**Job:** Omit the pictures, please, and give each record below again exactly.
--- Start of Information shown ---
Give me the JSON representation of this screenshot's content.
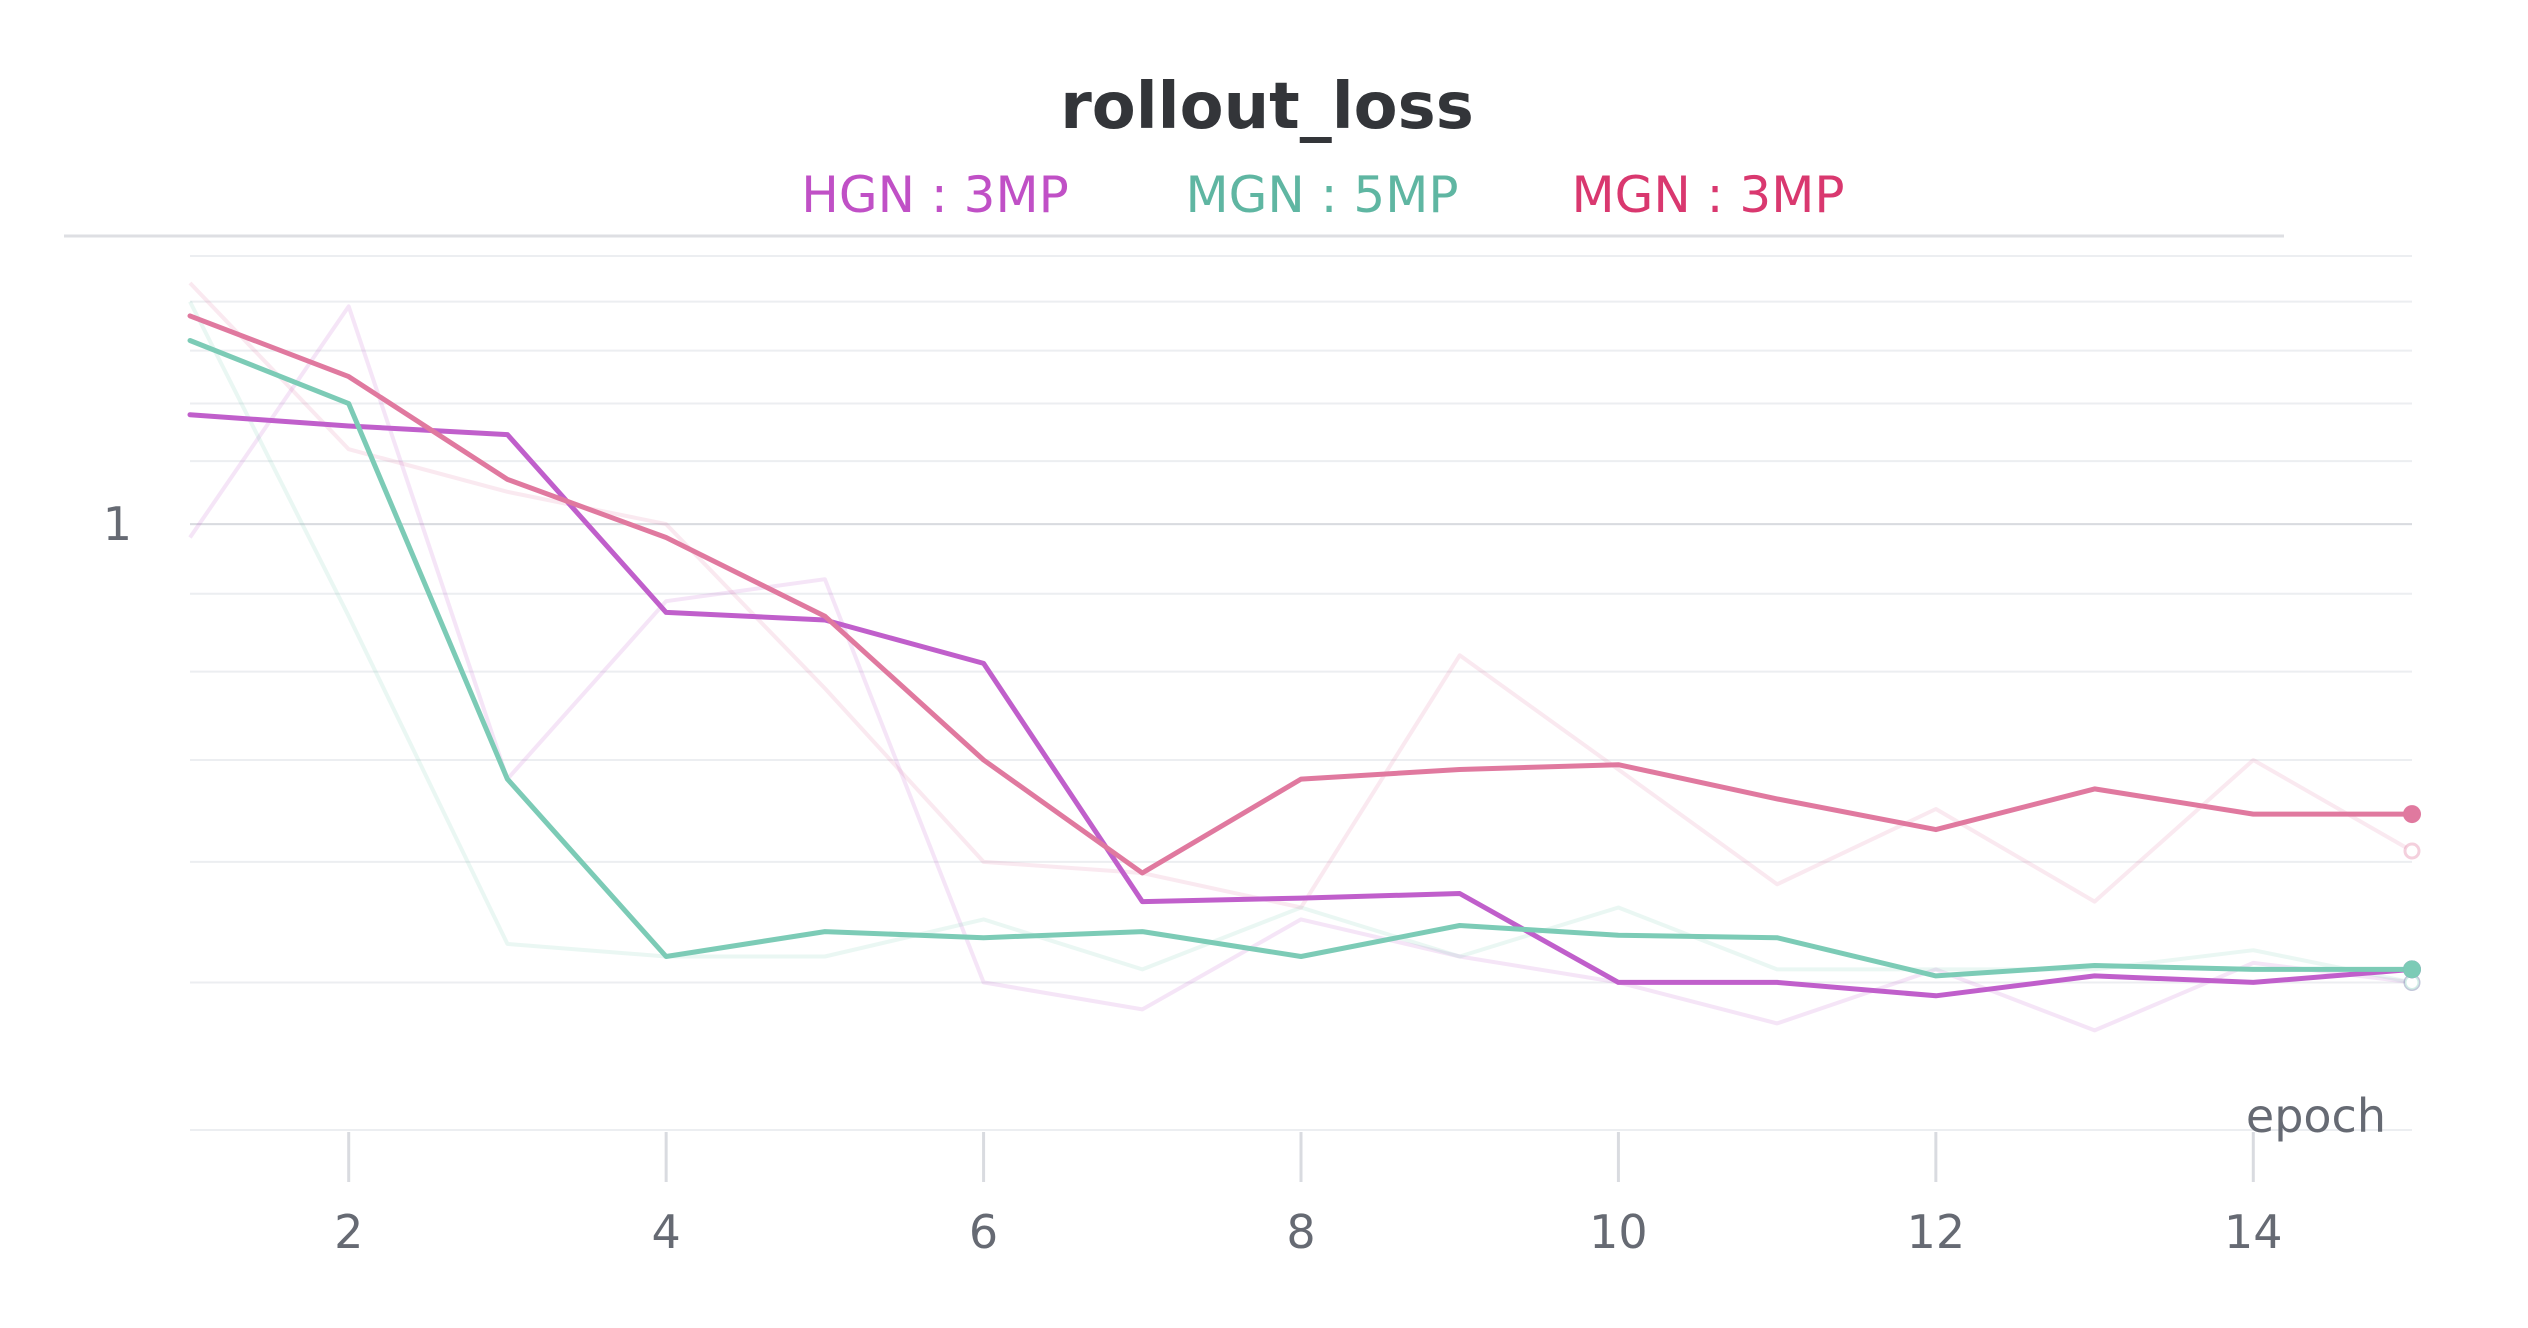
{
  "chart_data": {
    "type": "line",
    "title": "rollout_loss",
    "xlabel": "epoch",
    "ylabel": "",
    "y_scale": "log",
    "xlim": [
      1,
      15
    ],
    "ylim": [
      0.4,
      1.5
    ],
    "x_ticks": [
      2,
      4,
      6,
      8,
      10,
      12,
      14
    ],
    "y_ticks": [
      {
        "value": 1,
        "label": "1"
      }
    ],
    "grid": true,
    "legend_position": "top",
    "x": [
      1,
      2,
      3,
      4,
      5,
      6,
      7,
      8,
      9,
      10,
      11,
      12,
      13,
      14,
      15
    ],
    "series": [
      {
        "name": "HGN : 3MP",
        "color": "#c05fcb",
        "values": [
          1.18,
          1.16,
          1.145,
          0.875,
          0.865,
          0.81,
          0.565,
          0.568,
          0.572,
          0.5,
          0.5,
          0.49,
          0.505,
          0.5,
          0.51
        ],
        "raw_values": [
          0.98,
          1.39,
          0.68,
          0.89,
          0.92,
          0.5,
          0.48,
          0.55,
          0.52,
          0.5,
          0.47,
          0.51,
          0.465,
          0.515,
          0.5
        ]
      },
      {
        "name": "MGN : 5MP",
        "color": "#7ccbb6",
        "values": [
          1.32,
          1.2,
          0.68,
          0.52,
          0.54,
          0.535,
          0.54,
          0.52,
          0.545,
          0.537,
          0.535,
          0.505,
          0.513,
          0.51,
          0.51
        ],
        "raw_values": [
          1.4,
          0.87,
          0.53,
          0.52,
          0.52,
          0.55,
          0.51,
          0.56,
          0.52,
          0.56,
          0.51,
          0.51,
          0.51,
          0.525,
          0.5
        ]
      },
      {
        "name": "MGN : 3MP",
        "color": "#e0799f",
        "values": [
          1.37,
          1.25,
          1.07,
          0.98,
          0.87,
          0.7,
          0.59,
          0.68,
          0.69,
          0.695,
          0.66,
          0.63,
          0.67,
          0.645,
          0.645
        ],
        "raw_values": [
          1.44,
          1.12,
          1.05,
          1.0,
          0.78,
          0.6,
          0.59,
          0.56,
          0.82,
          0.69,
          0.58,
          0.65,
          0.565,
          0.7,
          0.61
        ]
      }
    ]
  },
  "legend": {
    "items": [
      {
        "label": "HGN : 3MP",
        "color": "#c050c6"
      },
      {
        "label": "MGN : 5MP",
        "color": "#5fb6a2"
      },
      {
        "label": "MGN : 3MP",
        "color": "#d9386f"
      }
    ]
  }
}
--- End of Information shown ---
**The answer:**
Give me the JSON representation of this screenshot's content.
{
  "chart_data": {
    "type": "line",
    "title": "rollout_loss",
    "xlabel": "epoch",
    "ylabel": "",
    "y_scale": "log",
    "xlim": [
      1,
      15
    ],
    "ylim": [
      0.4,
      1.5
    ],
    "x_ticks": [
      2,
      4,
      6,
      8,
      10,
      12,
      14
    ],
    "y_ticks": [
      {
        "value": 1,
        "label": "1"
      }
    ],
    "grid": true,
    "legend_position": "top",
    "x": [
      1,
      2,
      3,
      4,
      5,
      6,
      7,
      8,
      9,
      10,
      11,
      12,
      13,
      14,
      15
    ],
    "series": [
      {
        "name": "HGN : 3MP",
        "color": "#c05fcb",
        "values": [
          1.18,
          1.16,
          1.145,
          0.875,
          0.865,
          0.81,
          0.565,
          0.568,
          0.572,
          0.5,
          0.5,
          0.49,
          0.505,
          0.5,
          0.51
        ],
        "raw_values": [
          0.98,
          1.39,
          0.68,
          0.89,
          0.92,
          0.5,
          0.48,
          0.55,
          0.52,
          0.5,
          0.47,
          0.51,
          0.465,
          0.515,
          0.5
        ]
      },
      {
        "name": "MGN : 5MP",
        "color": "#7ccbb6",
        "values": [
          1.32,
          1.2,
          0.68,
          0.52,
          0.54,
          0.535,
          0.54,
          0.52,
          0.545,
          0.537,
          0.535,
          0.505,
          0.513,
          0.51,
          0.51
        ],
        "raw_values": [
          1.4,
          0.87,
          0.53,
          0.52,
          0.52,
          0.55,
          0.51,
          0.56,
          0.52,
          0.56,
          0.51,
          0.51,
          0.51,
          0.525,
          0.5
        ]
      },
      {
        "name": "MGN : 3MP",
        "color": "#e0799f",
        "values": [
          1.37,
          1.25,
          1.07,
          0.98,
          0.87,
          0.7,
          0.59,
          0.68,
          0.69,
          0.695,
          0.66,
          0.63,
          0.67,
          0.645,
          0.645
        ],
        "raw_values": [
          1.44,
          1.12,
          1.05,
          1.0,
          0.78,
          0.6,
          0.59,
          0.56,
          0.82,
          0.69,
          0.58,
          0.65,
          0.565,
          0.7,
          0.61
        ]
      }
    ]
  },
  "legend": {
    "items": [
      {
        "label": "HGN : 3MP",
        "color": "#c050c6"
      },
      {
        "label": "MGN : 5MP",
        "color": "#5fb6a2"
      },
      {
        "label": "MGN : 3MP",
        "color": "#d9386f"
      }
    ]
  }
}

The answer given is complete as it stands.